Given task >> Show each line that has the string "title" in it.

[Records that describe figures]

⁂

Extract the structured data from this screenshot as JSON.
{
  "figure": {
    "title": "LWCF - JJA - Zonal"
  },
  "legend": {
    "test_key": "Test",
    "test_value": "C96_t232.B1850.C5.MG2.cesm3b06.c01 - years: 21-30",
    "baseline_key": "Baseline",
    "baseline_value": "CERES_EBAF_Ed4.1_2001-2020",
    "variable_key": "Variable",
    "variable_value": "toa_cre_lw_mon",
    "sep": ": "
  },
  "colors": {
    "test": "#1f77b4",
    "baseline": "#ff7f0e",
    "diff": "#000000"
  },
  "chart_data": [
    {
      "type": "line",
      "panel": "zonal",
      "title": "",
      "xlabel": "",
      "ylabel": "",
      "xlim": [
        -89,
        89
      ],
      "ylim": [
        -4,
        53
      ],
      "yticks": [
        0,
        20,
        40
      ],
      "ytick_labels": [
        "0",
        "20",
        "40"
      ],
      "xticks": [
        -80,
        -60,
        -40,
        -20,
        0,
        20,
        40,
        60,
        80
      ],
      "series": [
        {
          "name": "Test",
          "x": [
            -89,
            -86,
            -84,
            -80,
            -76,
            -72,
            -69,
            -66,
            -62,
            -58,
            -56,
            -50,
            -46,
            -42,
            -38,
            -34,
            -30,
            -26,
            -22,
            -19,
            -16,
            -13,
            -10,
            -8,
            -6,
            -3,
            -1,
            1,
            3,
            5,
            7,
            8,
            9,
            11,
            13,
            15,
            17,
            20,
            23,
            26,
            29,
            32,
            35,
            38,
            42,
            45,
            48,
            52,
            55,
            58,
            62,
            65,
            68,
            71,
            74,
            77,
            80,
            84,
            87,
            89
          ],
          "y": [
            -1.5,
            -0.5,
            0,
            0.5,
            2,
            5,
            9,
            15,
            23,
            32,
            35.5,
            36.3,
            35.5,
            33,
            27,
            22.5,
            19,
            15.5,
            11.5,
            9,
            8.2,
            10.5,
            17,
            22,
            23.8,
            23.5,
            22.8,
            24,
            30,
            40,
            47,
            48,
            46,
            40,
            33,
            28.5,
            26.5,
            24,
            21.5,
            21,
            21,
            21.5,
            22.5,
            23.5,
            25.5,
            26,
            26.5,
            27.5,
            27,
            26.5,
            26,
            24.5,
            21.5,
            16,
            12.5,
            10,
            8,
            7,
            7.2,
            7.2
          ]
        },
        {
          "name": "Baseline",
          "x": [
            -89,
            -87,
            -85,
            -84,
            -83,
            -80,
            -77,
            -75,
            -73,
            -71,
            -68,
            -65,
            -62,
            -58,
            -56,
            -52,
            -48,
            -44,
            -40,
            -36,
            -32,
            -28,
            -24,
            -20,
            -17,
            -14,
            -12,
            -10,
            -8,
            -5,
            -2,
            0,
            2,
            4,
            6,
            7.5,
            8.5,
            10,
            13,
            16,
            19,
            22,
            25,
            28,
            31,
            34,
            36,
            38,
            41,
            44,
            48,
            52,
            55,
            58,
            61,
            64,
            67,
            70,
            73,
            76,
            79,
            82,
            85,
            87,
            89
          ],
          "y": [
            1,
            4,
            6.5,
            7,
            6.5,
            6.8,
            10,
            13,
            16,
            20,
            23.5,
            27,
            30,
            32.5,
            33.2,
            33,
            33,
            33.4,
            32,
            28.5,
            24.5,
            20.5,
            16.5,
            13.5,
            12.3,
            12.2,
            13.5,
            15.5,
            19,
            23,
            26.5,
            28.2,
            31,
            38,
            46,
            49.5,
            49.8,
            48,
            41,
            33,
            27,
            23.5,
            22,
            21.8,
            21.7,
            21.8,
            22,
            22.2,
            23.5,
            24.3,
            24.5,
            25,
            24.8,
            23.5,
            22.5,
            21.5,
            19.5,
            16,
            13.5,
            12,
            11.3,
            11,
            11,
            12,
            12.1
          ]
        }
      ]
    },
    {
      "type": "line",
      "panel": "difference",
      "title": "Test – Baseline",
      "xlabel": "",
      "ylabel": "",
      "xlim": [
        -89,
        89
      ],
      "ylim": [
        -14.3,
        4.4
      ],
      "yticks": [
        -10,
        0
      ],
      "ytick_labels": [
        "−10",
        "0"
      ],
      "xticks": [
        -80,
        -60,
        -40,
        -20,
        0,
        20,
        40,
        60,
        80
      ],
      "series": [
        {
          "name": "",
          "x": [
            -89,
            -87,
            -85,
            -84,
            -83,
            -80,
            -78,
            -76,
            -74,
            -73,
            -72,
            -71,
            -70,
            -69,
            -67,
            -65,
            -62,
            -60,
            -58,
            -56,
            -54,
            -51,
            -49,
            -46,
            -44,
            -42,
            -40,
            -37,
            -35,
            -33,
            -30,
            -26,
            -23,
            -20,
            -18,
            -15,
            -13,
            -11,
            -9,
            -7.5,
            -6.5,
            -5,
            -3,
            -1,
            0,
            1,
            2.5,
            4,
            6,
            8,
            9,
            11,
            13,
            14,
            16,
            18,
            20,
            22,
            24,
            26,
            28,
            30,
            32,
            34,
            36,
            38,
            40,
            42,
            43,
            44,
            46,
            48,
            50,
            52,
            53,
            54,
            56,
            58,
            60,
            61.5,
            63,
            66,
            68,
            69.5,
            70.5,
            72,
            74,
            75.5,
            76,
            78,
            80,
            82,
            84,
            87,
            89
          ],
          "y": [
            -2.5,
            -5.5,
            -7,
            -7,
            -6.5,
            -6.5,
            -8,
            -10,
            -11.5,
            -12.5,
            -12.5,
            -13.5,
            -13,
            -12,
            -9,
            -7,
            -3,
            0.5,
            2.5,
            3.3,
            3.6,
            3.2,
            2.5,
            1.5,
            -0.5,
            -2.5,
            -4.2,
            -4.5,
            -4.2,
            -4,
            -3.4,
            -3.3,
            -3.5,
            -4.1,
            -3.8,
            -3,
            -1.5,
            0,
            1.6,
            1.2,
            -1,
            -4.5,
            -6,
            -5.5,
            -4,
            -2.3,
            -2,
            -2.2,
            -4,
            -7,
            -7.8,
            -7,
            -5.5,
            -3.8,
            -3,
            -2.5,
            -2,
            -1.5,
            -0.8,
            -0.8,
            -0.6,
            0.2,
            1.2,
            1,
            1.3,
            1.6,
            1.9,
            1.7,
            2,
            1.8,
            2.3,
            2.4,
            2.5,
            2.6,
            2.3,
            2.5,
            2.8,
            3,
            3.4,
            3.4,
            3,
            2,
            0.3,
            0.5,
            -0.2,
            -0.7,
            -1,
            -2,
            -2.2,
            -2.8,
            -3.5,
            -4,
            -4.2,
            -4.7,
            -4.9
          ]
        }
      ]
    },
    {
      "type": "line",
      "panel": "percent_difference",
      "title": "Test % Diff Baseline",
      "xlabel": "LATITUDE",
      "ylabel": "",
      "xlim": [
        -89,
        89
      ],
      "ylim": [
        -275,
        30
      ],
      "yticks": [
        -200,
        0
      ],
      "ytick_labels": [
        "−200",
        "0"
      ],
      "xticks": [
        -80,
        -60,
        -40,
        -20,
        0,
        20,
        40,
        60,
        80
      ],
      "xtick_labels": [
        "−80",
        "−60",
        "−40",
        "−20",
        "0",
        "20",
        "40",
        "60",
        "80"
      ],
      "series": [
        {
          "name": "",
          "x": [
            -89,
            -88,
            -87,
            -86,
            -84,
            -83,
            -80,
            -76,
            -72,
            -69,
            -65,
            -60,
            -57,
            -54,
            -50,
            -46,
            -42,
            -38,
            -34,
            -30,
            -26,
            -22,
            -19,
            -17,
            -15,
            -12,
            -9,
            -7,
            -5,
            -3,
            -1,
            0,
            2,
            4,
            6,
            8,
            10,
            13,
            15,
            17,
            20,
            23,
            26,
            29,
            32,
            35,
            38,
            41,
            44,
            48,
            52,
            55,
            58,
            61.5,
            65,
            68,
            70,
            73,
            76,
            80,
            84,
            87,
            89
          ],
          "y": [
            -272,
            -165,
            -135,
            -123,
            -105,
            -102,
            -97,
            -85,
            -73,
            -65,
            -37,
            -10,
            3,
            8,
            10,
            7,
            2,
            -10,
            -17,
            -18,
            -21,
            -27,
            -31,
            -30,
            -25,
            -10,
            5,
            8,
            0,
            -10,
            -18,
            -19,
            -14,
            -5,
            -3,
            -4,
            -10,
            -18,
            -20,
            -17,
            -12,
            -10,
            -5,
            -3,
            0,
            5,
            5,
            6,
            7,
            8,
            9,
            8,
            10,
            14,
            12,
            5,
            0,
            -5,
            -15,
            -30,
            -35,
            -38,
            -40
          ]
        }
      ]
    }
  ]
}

⁂

The response >>
    "title": "LWCF - JJA - Zonal"
      "title": "",
      "title": "Test – Baseline",
      "title": "Test % Diff Baseline",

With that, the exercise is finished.